Data excerpts:
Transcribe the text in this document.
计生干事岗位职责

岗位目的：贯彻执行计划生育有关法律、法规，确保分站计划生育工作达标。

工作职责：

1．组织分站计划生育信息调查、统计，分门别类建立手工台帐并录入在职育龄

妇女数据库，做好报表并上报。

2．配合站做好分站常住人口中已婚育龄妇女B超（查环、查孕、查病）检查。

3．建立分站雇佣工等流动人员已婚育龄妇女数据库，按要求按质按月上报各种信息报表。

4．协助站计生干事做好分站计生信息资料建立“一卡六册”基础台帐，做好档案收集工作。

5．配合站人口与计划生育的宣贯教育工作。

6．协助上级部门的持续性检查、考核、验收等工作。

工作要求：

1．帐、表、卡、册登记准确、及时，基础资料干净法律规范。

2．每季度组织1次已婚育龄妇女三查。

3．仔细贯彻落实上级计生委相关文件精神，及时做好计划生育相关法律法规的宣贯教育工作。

* **GOAL**:
Give the listing again, word for word.

* **ANSWER FOR THE TASK**:
Transcribe the text in this document.
计生干事岗位职责

岗位目的：贯彻执行计划生育有关法律、法规，确保分站计划生育工作达标。

工作职责：

1．组织分站计划生育信息调查、统计，分门别类建立手工台帐并录入在职育龄

妇女数据库，做好报表并上报。

2．配合站做好分站常住人口中已婚育龄妇女B超（查环、查孕、查病）检查。

3．建立分站雇佣工等流动人员已婚育龄妇女数据库，按要求按质按月上报各种信息报表。

4．协助站计生干事做好分站计生信息资料建立“一卡六册”基础台帐，做好档案收集工作。

5．配合站人口与计划生育的宣贯教育工作。

6．协助上级部门的持续性检查、考核、验收等工作。

工作要求：

1．帐、表、卡、册登记准确、及时，基础资料干净法律规范。

2．每季度组织1次已婚育龄妇女三查。

3．仔细贯彻落实上级计生委相关文件精神，及时做好计划生育相关法律法规的宣贯教育工作。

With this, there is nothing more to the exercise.